# [BRIEF A]
In the influenza fusion text, what does the red asterisk in panel (A) mark?
# [BRIEF B]
Write the next part of the influenza fusion text, starting after its last sentence.

# [PASSAGE PROVIDED]
Influenza-virus membrane fusion by cooperative fold-back of stochastically induced hemagglutinin intermediates

  1. Tijana Ivanovic  Is a corresponding author
  2. Jason L Choi
  3. Sean P Whelan
  4. Antoine M van Oijen
  5. Stephen C Harrison  Is a corresponding author
  1. Harvard Medical School, United States
  2. University of Colorado, Boulder, United States
  3. Howard Hughes Medical Institute, Harvard Medical School, United States
6 figures, 10 videos, 1 table and 1 additional file

Figures

Figure 1 with 1 supplement
Single-virion analysis of fusion-promoting conformational change in influenza virus HA.

(A) Hydrophobic fusion peptide (red asterisk) is initially inserted into a pocket near the trimer threefold axis. HA assumes an ‘open' conformation upon proton binding allowing fusion-peptide release and membrane insertion. The fold-back of the extended intermediate causes hemifusion. The known pre-fusion and post-fusion HA structures are colored, and the inferred structural transitions are showed in gray. (B) Left: Tile view from pH drop (t0) of a virion initially displaying directed motion (white arrow) followed by arrest (ta) then hemifusion (th). Red circle marks the final virion location. Arrowheads mark two virions that were arrested at pH drop and hemifused at or just before t40 s and t68 s respectively. Right: Fluorescence trace of the virion circled in (A) (red line), line fitting the timing of virion arrest at its target location (black line) and parameters t0 (green vertical line), ta (blue horizontal line) and th (orange horizontal line) and arrest to hemifusion, ta–h (dark orange horizontal line). (C) tlag(pHdrop–arrest) for all virions for which arrest values could be derived (left) and tlag(arrest–hemifusion) for all virions for which both arrest and hemifusion values could be derived (right) with gamma-distribution fit (black line). Data are pooled from three independent experiments. (D) Mean tlag(pHdrop–arrest) and tlag(arrest–hemifusion). Error bars represent the standard error of the mean. (E) and (F) N derived from fitting tlag(pHdrop-arrest) (E) and tlag(arrest–hemifusion) (F) with gamma probability density. (G) Rate constants derived from fitting tlag(arrest–hemifusion) and tlag(pHdrop–arrest) with gamma probability density and keeping N fixed (N = 3) for both processes. (B–G) X31-HA virions have X31 HA in otherwise Udorn genetic background. Data shown are from representative experiments performed on the same day (n = 50 to 150) unless indicated that multiple experiments were pooled. Error bars represent 95% confidence interval for gamma fit-derived values unless otherwise indicated. Please refer to Figure 1—figure supplement 1 for all histogram and gamma-distribution fit data plotted in (D–G).

# [DATA PROVIDED]

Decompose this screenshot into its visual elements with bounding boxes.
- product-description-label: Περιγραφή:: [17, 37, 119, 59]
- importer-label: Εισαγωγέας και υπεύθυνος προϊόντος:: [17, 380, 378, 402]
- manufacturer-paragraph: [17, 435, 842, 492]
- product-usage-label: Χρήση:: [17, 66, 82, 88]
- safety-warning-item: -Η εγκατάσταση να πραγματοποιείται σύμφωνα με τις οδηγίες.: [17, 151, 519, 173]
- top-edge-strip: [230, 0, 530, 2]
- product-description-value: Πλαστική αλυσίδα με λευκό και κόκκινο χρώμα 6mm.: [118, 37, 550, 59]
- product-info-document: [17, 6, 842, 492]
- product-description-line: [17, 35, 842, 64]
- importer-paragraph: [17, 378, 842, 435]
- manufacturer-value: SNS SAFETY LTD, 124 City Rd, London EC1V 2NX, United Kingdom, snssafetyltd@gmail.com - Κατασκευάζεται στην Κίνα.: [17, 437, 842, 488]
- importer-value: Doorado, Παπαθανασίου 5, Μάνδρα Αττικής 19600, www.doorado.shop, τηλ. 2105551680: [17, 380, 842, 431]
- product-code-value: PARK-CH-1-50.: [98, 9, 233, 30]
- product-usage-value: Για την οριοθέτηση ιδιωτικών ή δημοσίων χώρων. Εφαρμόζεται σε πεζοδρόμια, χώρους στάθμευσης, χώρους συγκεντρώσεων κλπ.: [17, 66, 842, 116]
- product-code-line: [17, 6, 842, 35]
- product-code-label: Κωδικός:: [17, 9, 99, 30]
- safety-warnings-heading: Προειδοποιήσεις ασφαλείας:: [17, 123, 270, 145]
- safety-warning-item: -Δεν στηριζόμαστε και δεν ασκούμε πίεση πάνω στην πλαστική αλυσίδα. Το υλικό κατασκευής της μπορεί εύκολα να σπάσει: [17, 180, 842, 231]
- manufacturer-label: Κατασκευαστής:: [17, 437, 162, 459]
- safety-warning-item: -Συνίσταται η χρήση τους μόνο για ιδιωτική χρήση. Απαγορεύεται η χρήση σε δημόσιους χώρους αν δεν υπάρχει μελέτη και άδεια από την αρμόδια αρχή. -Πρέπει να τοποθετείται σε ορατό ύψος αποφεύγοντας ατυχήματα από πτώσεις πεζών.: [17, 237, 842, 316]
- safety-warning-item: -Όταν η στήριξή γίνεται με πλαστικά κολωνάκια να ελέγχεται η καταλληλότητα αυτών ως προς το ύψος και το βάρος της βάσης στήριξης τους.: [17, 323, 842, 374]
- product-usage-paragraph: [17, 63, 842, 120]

# [TASK OUTPUT A]
The hydrophobic fusion peptide.

# [TASK OUTPUT B]
https://doi.org/10.7554/eLife.00333.003
Figure 1—figure supplement 1
Histograms of tlag(pHdrop–arrest) (left) and tlag(arrest–hemifusion) (right) for X31-HA virions.

Data are fitted with gamma-probability density where both N and k were fitted (black line) or N was fixed (N = 3) (orange line). Fit-derived values are indicated below each histogram in corresponding black and orange font colors. Parentheses indicate 95% confidence interval for each fit-derived value.

https://doi.org/10.7554/eLife.00333.004
Virion arrest and hemifusion lag times are uncorrelated.

tlag(arrest–hemifusion) vs tlag(pHdrop–arrest) for X31-HA virions at pH 5.5 (n = 380). Data are pooled from three independent experiments also shown in Figure 1C, Table 1 and Figure 4A,B (X31–HA).

https://doi.org/10.7554/eLife.00333.009
Figure 3 with 1 supplement
Udorn virions have accelerated hemifusion kinetics.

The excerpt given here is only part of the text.